>> start DATASET RECORDS

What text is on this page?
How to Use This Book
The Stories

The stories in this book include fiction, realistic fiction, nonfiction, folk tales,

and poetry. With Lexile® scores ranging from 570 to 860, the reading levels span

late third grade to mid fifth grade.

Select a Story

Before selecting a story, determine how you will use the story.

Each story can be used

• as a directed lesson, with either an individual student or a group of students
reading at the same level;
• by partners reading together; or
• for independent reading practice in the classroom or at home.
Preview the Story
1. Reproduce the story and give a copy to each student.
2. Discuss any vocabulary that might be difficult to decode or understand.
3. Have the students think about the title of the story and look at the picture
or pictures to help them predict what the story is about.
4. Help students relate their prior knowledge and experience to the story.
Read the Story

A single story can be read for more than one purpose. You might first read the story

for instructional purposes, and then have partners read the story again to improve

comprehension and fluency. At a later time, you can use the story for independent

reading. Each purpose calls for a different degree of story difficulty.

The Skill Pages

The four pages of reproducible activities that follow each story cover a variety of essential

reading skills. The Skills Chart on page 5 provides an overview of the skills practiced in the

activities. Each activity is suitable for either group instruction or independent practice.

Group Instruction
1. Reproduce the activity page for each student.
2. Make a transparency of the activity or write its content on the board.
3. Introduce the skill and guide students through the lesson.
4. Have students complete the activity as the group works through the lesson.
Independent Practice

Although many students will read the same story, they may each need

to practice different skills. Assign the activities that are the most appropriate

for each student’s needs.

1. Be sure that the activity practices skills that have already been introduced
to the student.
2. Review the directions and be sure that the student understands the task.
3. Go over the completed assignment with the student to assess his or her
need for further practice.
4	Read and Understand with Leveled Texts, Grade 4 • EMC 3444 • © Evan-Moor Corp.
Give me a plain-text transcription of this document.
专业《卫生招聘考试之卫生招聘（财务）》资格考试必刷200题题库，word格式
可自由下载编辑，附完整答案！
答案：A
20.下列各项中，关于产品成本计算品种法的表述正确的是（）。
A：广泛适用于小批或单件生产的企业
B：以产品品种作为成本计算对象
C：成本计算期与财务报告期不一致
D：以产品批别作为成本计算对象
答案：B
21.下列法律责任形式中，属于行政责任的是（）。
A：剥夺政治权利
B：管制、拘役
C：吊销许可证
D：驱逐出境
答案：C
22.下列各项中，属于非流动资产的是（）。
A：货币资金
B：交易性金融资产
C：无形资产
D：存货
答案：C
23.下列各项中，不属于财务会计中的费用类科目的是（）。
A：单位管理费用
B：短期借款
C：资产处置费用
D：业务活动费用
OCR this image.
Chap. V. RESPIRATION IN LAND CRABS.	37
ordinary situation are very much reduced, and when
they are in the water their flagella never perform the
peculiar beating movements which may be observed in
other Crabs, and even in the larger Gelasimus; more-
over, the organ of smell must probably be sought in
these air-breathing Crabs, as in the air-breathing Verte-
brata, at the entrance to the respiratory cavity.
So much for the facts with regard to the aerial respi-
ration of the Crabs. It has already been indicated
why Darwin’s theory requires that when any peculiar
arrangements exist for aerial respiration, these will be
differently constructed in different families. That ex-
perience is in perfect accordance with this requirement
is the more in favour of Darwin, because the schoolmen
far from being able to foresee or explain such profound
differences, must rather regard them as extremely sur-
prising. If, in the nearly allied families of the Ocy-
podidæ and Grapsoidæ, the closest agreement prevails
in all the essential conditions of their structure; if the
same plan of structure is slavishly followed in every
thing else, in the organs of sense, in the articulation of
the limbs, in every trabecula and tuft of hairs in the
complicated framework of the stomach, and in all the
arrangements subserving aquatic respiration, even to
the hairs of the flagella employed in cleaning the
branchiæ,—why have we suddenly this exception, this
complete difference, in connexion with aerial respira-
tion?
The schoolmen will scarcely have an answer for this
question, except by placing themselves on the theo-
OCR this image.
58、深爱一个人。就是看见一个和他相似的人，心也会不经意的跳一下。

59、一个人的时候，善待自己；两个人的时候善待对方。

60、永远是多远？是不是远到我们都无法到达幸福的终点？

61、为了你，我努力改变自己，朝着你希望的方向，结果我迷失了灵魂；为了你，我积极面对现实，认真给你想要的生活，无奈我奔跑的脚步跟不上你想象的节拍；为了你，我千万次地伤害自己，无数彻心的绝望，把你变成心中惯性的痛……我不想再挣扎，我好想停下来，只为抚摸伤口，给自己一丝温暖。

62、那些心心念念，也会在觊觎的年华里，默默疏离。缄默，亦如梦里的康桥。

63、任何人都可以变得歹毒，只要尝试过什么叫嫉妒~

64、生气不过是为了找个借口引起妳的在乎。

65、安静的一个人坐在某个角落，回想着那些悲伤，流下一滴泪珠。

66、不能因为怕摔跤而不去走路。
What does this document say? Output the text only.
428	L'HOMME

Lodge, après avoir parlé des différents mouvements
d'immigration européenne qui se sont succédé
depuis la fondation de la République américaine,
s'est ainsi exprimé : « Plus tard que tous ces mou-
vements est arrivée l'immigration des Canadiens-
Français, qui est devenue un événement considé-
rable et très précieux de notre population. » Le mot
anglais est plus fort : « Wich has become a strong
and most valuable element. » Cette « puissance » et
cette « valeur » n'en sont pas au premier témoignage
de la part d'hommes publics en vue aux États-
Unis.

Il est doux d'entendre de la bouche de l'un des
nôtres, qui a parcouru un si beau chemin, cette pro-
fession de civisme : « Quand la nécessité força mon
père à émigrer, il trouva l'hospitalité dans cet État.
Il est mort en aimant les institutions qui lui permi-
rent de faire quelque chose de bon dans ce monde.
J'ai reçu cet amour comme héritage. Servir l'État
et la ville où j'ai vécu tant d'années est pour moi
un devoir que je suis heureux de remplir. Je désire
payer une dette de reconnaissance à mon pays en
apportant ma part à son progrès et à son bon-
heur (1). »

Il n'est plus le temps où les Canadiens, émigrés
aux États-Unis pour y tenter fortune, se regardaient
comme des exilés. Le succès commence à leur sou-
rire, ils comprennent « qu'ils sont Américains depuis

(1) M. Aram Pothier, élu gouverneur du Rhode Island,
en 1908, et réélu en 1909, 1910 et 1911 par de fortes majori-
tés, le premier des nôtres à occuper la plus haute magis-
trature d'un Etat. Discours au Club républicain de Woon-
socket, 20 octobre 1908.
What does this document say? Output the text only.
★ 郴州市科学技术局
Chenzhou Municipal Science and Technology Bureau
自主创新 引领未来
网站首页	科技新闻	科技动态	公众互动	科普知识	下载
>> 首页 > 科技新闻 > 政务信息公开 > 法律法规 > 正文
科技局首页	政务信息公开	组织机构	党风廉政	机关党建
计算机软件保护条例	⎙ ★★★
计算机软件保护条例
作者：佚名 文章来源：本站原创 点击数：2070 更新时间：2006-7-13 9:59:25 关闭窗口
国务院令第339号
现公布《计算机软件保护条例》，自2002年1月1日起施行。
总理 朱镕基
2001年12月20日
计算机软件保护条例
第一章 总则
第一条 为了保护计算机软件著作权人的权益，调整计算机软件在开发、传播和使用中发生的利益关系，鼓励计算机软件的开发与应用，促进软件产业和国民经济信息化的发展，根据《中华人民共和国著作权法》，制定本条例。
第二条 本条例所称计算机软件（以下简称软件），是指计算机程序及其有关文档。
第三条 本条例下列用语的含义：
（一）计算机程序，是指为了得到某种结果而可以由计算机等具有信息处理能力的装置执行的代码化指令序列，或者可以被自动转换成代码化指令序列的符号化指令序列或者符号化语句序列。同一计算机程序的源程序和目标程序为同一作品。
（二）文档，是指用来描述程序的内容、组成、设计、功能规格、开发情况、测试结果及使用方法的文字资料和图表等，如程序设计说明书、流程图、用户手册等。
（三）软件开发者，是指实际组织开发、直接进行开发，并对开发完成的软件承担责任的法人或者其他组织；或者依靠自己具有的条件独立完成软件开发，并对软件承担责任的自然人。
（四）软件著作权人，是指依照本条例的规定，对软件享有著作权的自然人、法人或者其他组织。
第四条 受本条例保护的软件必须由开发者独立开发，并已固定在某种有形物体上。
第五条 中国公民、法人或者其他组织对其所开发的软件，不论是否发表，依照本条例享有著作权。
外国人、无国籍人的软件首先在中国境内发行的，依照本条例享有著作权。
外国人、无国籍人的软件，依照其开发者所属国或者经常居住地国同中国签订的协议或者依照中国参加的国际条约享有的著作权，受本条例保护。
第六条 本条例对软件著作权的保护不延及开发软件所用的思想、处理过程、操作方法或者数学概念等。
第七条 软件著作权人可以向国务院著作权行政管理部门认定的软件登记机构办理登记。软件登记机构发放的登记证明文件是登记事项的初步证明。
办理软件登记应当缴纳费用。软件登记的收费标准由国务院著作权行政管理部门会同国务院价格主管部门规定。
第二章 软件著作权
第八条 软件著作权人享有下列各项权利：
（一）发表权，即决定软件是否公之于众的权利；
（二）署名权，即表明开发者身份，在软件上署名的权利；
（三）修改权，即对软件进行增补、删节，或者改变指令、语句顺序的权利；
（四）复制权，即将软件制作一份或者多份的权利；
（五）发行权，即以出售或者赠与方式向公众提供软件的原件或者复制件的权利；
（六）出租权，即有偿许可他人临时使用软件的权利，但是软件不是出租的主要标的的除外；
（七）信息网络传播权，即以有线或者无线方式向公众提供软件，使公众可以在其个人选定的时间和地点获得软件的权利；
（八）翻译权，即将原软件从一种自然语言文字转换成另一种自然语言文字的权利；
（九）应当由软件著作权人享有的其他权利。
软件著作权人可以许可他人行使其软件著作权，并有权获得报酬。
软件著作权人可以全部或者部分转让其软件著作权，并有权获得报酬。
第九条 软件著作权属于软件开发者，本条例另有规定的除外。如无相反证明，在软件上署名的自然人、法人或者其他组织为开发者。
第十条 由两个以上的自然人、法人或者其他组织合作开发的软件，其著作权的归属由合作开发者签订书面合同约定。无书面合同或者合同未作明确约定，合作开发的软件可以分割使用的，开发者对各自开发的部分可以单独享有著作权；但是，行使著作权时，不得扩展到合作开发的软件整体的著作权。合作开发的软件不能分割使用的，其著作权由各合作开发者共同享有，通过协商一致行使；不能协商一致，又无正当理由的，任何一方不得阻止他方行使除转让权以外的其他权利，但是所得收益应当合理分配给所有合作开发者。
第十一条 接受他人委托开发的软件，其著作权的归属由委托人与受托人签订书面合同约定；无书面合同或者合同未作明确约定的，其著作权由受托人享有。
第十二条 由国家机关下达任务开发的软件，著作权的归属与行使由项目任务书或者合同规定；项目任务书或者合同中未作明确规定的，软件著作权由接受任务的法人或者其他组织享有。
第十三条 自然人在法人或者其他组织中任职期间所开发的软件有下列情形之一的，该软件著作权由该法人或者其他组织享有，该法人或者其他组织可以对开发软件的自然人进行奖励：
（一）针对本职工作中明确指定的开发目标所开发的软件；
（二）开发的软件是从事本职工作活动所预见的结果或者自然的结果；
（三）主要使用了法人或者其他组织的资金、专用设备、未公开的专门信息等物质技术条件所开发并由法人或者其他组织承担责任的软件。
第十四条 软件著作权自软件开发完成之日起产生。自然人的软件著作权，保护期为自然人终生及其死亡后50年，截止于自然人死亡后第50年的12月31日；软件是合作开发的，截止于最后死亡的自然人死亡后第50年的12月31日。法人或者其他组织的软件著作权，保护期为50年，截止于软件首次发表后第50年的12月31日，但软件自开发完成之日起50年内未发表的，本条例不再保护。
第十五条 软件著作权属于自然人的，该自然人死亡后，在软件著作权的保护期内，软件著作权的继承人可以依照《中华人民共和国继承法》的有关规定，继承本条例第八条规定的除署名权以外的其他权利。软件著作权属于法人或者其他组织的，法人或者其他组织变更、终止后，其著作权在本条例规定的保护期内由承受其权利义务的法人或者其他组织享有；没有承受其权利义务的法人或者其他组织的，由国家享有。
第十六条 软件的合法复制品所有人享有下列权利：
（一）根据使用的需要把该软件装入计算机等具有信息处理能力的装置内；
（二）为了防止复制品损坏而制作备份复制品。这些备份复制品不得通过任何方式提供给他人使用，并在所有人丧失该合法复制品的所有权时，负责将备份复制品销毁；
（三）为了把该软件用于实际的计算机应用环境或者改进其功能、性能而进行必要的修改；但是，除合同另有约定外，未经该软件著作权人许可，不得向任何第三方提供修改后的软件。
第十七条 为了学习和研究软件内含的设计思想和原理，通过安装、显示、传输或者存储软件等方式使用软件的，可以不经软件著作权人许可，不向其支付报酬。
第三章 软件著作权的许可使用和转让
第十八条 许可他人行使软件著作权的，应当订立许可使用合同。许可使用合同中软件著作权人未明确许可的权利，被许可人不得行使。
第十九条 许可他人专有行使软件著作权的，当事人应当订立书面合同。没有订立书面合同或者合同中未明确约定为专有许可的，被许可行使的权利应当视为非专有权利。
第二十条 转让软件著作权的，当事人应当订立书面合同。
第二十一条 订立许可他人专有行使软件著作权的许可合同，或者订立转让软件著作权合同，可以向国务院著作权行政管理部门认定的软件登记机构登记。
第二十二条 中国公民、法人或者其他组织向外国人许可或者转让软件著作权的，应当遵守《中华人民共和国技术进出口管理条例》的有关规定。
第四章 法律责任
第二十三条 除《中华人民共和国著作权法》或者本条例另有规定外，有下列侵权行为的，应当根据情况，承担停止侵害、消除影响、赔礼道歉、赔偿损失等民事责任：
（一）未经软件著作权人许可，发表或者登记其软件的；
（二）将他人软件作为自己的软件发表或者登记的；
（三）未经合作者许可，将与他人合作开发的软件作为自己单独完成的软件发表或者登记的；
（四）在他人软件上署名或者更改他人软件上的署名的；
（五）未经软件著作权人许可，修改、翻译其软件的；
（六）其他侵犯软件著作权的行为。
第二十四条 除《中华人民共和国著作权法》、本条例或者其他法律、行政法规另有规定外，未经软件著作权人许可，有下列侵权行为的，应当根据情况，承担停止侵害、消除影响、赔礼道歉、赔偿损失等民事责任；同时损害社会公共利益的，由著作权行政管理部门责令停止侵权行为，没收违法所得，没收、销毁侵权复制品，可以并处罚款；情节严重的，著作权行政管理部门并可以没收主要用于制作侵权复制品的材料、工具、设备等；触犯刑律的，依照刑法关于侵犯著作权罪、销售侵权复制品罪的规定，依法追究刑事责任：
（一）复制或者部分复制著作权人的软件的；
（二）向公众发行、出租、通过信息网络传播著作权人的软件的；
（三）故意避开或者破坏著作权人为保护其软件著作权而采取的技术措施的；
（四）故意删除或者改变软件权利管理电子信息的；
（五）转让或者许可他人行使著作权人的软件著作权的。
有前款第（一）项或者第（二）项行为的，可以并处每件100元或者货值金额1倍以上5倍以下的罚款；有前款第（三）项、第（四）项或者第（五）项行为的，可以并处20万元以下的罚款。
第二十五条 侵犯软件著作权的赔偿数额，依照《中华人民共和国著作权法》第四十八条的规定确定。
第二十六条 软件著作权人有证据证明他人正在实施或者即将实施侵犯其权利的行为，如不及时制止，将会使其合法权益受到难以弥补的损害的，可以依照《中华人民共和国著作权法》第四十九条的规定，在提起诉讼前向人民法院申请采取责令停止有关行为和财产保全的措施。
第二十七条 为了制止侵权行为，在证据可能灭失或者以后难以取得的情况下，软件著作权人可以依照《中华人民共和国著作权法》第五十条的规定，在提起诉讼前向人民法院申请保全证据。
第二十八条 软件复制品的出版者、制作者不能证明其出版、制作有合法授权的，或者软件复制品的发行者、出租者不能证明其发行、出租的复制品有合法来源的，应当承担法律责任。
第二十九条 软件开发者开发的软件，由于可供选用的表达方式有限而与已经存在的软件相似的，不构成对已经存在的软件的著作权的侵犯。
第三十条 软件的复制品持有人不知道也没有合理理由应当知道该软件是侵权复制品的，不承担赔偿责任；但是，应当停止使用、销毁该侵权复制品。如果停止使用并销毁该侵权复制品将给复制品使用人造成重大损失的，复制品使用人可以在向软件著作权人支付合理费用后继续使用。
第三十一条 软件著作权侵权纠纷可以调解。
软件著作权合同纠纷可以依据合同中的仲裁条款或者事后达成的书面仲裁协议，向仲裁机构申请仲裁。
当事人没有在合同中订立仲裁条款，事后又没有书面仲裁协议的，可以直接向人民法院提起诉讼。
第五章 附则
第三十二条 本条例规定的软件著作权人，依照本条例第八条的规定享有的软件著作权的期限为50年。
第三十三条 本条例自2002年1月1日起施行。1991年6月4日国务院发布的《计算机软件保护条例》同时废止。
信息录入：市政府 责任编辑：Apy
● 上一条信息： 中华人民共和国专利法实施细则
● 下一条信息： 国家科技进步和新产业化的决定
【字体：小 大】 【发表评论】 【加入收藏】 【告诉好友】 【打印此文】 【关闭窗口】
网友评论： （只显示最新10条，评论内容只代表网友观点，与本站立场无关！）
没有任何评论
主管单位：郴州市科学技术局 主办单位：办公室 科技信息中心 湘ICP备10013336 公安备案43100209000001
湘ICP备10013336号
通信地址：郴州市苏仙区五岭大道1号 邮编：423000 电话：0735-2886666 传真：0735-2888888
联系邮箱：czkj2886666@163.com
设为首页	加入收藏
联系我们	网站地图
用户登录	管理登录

>> end DATASET RECORDS

Pick out the lines containing the string "peculiar".

peculiar beating movements which may be observed in
why Darwin’s theory requires that when any peculiar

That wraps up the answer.